▶ **Written task 1**:
In the pillow description, what shape is the front side end surface designed to have when viewed from the side?
▶ **Written task 2**:
Write the next part of the pillow description, picking up after its final sentence.
>> BEGIN Document text
More specifically, the controller 6 may include a memory and a processor coupled to the memory. The controller 6 may be connected to a barometer (not shown), which may be connected to the airbag 5 through, for example, an air pipe (not shown) to detect the air pressure of the airbag 5. The controller 6 inflates and deflates the airbag 5 via the air pipe to change the height of the pillow 10 according to the air pressure detection result from the barometer and the sleeping posture of the user determined according to the detection result of the shoulder sensor group. The barometer and the air pipe can be integrated inside the main body portion 1 without affecting detection and control.

Regarding the shape of the bedding according to the embodiment of the present disclosure, as shown in FIG. 1(b), in the schematic top view of the bedding, the top surface of the main body portion 1 mainly used for supporting the user's head is shown. In the case where the bedding is a pillow 10, the long side direction on the right side of the top surface is the side approached by the shoulder of the user during sleep. On the long side direction of the right side of the top surface, a front side end surface for the shoulder of the user in sleep to approach is formed between it and the bed surface, and the long side direction of the right side of the top surface is the same as the long side direction of the front side end surface. Next, FIG. 2 shows a schematic styling example of the front side end surface of the bedding according to the embodiment of the present disclosure, wherein (a) and (b) show the situations of the user lying on the back and lying on the side, respectively. As shown by the bold line portions in FIGS. 2(a) and (b), when viewed from the side along the long side direction of the front side end surface, the front side end surface is not directly perpendicular to the bed surface, but is designed to have a downwardly and inwardly recessed shape, so that the shoulder sensor group is positioned at the downwardly and inwardly recessed position of the front side end surface, i.e., the portion shown by the bold line. As shown in FIG. 2(b), the downwardly and inwardly recessed structure of the front side end surface enables the user's shoulder during side sleeping to naturally come close to the shoulder sensor group, thereby abutting against and pressing tightly against the front side end surface.
>> END Document text
>> BEGIN Stored rows
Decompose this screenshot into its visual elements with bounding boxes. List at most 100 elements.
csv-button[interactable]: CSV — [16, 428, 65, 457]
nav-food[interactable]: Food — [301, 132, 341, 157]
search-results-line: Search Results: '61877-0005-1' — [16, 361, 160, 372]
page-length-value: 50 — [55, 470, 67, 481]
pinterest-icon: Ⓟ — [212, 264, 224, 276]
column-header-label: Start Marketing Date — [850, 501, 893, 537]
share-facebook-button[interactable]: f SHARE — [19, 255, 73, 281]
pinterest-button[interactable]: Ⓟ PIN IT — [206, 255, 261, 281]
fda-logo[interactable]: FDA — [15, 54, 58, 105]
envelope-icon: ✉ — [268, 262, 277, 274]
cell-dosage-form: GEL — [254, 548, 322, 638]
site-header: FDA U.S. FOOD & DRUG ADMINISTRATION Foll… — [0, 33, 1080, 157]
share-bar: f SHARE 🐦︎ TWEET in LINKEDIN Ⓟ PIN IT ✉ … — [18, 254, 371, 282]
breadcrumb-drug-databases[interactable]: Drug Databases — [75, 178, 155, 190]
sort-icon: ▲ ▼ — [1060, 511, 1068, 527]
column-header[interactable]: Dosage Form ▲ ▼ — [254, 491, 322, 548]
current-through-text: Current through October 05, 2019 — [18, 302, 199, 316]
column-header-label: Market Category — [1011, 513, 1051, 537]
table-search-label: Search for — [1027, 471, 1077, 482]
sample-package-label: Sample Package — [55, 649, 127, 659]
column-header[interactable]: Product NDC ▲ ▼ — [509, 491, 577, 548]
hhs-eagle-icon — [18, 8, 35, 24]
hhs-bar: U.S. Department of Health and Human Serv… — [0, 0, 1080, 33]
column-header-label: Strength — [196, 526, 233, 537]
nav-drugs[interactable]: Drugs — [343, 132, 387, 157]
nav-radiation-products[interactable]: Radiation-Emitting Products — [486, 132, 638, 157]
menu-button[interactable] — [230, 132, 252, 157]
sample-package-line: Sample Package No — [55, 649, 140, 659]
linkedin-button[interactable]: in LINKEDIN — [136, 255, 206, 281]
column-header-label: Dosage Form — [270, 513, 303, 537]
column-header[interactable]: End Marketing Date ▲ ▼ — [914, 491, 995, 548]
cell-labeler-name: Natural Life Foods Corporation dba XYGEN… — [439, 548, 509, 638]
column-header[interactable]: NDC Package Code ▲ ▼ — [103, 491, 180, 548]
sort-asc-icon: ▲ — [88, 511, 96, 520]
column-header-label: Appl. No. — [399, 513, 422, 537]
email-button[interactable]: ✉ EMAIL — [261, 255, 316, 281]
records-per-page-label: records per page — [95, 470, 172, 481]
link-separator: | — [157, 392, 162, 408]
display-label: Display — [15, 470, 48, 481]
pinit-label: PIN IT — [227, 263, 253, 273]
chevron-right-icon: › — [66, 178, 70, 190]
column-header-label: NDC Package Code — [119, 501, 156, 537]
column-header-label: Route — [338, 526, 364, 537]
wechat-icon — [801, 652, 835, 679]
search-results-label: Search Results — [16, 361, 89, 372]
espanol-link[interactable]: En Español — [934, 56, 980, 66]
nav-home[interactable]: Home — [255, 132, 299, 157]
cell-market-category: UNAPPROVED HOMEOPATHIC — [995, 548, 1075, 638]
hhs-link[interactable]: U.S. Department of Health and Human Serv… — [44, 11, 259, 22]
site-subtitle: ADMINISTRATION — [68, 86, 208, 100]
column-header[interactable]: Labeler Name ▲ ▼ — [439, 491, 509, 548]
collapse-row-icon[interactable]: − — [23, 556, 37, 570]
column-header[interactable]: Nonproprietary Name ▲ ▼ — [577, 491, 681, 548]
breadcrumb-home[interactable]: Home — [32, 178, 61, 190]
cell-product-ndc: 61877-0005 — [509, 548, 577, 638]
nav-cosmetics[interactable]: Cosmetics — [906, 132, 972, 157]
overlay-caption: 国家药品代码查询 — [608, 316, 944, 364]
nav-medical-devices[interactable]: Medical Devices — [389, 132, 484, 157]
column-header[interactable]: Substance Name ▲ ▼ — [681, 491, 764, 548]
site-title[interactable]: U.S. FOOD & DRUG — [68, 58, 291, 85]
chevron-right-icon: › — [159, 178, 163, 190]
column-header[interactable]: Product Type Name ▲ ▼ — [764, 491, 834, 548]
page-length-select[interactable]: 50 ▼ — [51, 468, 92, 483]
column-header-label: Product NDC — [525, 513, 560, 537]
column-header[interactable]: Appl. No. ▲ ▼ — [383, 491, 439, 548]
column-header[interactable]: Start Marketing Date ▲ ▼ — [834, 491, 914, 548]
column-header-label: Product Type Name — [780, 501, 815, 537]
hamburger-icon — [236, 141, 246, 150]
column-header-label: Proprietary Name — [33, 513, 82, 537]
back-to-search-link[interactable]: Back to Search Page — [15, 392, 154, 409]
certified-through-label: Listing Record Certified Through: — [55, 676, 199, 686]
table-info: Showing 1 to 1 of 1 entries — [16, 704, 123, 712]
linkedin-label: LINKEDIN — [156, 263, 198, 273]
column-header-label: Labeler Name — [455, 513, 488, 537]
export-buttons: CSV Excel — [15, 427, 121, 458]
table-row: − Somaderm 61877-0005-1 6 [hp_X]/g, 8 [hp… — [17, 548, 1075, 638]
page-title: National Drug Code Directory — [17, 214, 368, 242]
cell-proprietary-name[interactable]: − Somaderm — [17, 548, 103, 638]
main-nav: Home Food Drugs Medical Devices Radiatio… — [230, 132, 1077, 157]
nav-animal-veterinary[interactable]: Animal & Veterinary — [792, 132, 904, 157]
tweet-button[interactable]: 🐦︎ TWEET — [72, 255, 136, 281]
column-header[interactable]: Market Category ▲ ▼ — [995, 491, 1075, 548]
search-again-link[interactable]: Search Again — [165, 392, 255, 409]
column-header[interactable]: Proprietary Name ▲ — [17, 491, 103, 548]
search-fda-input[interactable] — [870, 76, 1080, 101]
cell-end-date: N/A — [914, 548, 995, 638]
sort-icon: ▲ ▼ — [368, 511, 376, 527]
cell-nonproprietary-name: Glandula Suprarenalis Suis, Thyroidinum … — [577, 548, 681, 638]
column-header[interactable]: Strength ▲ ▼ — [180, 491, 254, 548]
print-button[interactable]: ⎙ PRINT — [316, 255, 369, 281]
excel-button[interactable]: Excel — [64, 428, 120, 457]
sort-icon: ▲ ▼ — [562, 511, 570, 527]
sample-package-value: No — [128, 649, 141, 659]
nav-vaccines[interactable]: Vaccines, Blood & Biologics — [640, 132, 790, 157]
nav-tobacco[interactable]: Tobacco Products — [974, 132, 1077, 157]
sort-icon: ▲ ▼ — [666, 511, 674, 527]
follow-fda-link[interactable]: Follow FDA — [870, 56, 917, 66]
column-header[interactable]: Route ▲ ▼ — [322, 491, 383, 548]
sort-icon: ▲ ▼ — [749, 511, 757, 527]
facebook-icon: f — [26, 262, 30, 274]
>> END Stored rows
▶ **Final answer 1**:
A downwardly and inwardly recessed shape.

▶ **Final answer 2**:
Hereinafter, the principle of the sleeping posture detection technology of the present disclosure is briefly introduced in conjunction with the drawings. Under the action of gravity, the shapes of the parts of the human body in sleep in contact with the bedding, including the shoulder, neck, and back, depend on the different sleeping postures such as supine and side sleeping. The distribution of pressure per unit area (i.e., intensity of pressure) of the shoulder and neck on bedding such as the pillow 10 or mattress presents significantly different patterns. Among them, when lying on the side, in order for the pillow 10 to better support the side of the neck, the shoulder will naturally abut against and press tightly against the front side end surface; when the front side end surface presents an overall forward protruding shape as shown in FIG. 2, the shoulder may even squeeze into the gap between the pillow and the bed surface during sleep, i.e., the downwardly and inwardly recessed position below the front side end surface. At this time, in the shoulder sensor group arranged in an array along the long side direction of the front side end surface, several sensors located in the long side direction that are under pressure are squeezed by the shoulder with greater pressure and detect larger pressure values, while the detection pressure values of uncompressed sensors are almost zero. The spatial distribution of pressure is relatively concentrated and the pressure values are relatively large. On the other hand, when lying on the back, the shoulders only rest relatively gently against the front side end surface of the pillow, and the shoulder sensor group as a whole is squeezed by the shoulders to a lesser extent, with very small pressure values and a relatively dispersed pressure distribution. Through the novel design of the downwardly and inwardly recessed front side end surface of the bedding, combined with the cooperatively positioned shoulder sensor group, the above-mentioned laws of different pressure distributions during supine and side sleeping can be highlighted, thereby detecting the sleeping posture more accurately.

The inventors of the present application have further deeply studied the characteristics of different types of sensors and selected suitable sensor types to perform sleeping posture detection more accurately. As preferred sensor types, consideration is given to using, for example, piezoresistive sensors and capacitive sensors, which have a high cost-performance ratio. Among them, the piezoresistive sensor can directly reflect the squeezing force between the shoulder and the front side end surface. As a capacitive sensor, if a single-sheet sensor is used, as described above, it forms a capacitor between the single-sheet sensor and the human body; the smaller the distance between the sensor and the human body, the larger the capacitance. Thus, it can reflect the degree of fit between the shoulder and the front side end surface, thereby indirectly reflecting the squeezing force between the shoulder and the front side end surface.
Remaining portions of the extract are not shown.